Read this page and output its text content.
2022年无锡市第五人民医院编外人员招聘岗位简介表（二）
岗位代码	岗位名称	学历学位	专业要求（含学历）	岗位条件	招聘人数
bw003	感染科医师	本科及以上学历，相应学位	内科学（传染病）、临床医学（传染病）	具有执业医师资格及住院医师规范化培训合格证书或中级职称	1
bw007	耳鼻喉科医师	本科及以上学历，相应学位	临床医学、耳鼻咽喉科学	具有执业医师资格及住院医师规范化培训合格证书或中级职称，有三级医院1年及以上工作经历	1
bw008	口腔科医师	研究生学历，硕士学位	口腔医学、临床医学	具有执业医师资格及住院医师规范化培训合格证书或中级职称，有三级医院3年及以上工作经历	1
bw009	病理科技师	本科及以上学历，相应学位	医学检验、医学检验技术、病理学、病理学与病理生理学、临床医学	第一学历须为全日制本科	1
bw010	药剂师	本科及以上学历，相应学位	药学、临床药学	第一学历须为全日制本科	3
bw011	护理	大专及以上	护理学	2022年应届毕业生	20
════════
§ DIRECTIONS FOR THIS TASK
Extract each entry in full, exactly as given.

§ EXERCISE OUTPUT
Read this page and output its text content.
2022年无锡市第五人民医院编外人员招聘岗位简介表（二）
岗位代码	岗位名称	学历学位	专业要求（含学历）	岗位条件	招聘人数
bw003	感染科医师	本科及以上学历，相应学位	内科学（传染病）、临床医学（传染病）	具有执业医师资格及住院医师规范化培训合格证书或中级职称	1
bw007	耳鼻喉科医师	本科及以上学历，相应学位	临床医学、耳鼻咽喉科学	具有执业医师资格及住院医师规范化培训合格证书或中级职称，有三级医院1年及以上工作经历	1
bw008	口腔科医师	研究生学历，硕士学位	口腔医学、临床医学	具有执业医师资格及住院医师规范化培训合格证书或中级职称，有三级医院3年及以上工作经历	1
bw009	病理科技师	本科及以上学历，相应学位	医学检验、医学检验技术、病理学、病理学与病理生理学、临床医学	第一学历须为全日制本科	1
bw010	药剂师	本科及以上学历，相应学位	药学、临床药学	第一学历须为全日制本科	3
bw011	护理	大专及以上	护理学	2022年应届毕业生	20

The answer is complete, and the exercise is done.